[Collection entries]
>>>>

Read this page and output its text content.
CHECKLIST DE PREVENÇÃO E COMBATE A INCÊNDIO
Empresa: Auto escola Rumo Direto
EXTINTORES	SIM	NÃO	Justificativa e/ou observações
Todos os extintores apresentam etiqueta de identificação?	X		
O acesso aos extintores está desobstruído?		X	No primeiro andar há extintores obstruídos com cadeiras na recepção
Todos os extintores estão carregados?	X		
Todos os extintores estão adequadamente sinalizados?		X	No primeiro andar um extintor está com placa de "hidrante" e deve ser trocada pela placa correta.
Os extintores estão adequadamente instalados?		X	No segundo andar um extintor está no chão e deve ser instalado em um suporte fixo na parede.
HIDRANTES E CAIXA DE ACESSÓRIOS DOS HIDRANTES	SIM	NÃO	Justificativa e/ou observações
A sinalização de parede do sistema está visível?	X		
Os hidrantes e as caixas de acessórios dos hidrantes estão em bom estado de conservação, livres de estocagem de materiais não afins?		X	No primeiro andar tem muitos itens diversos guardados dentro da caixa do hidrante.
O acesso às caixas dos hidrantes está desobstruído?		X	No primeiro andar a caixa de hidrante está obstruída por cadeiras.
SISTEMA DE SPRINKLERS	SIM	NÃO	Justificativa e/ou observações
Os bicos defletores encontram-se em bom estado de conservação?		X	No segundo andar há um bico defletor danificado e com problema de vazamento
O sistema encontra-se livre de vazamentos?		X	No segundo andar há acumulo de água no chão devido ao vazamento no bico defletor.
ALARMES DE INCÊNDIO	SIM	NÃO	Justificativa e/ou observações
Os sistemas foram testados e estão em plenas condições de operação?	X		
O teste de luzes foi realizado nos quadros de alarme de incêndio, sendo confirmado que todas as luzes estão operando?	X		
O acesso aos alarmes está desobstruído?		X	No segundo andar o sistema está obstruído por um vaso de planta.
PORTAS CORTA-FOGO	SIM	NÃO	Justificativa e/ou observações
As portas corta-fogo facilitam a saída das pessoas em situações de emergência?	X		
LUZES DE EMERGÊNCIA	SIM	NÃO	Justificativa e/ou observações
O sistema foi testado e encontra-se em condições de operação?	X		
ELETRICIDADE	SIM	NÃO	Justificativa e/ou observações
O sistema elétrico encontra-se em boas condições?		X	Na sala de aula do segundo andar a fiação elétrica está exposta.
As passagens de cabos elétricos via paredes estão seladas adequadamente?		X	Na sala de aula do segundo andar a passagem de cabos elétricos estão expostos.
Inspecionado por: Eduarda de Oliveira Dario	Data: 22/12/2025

<<<<

▶ **Task description**
Determine the number of lines in the entries above where the string "observações" appears. Answer with the number alone.

▶ **Finished task**
7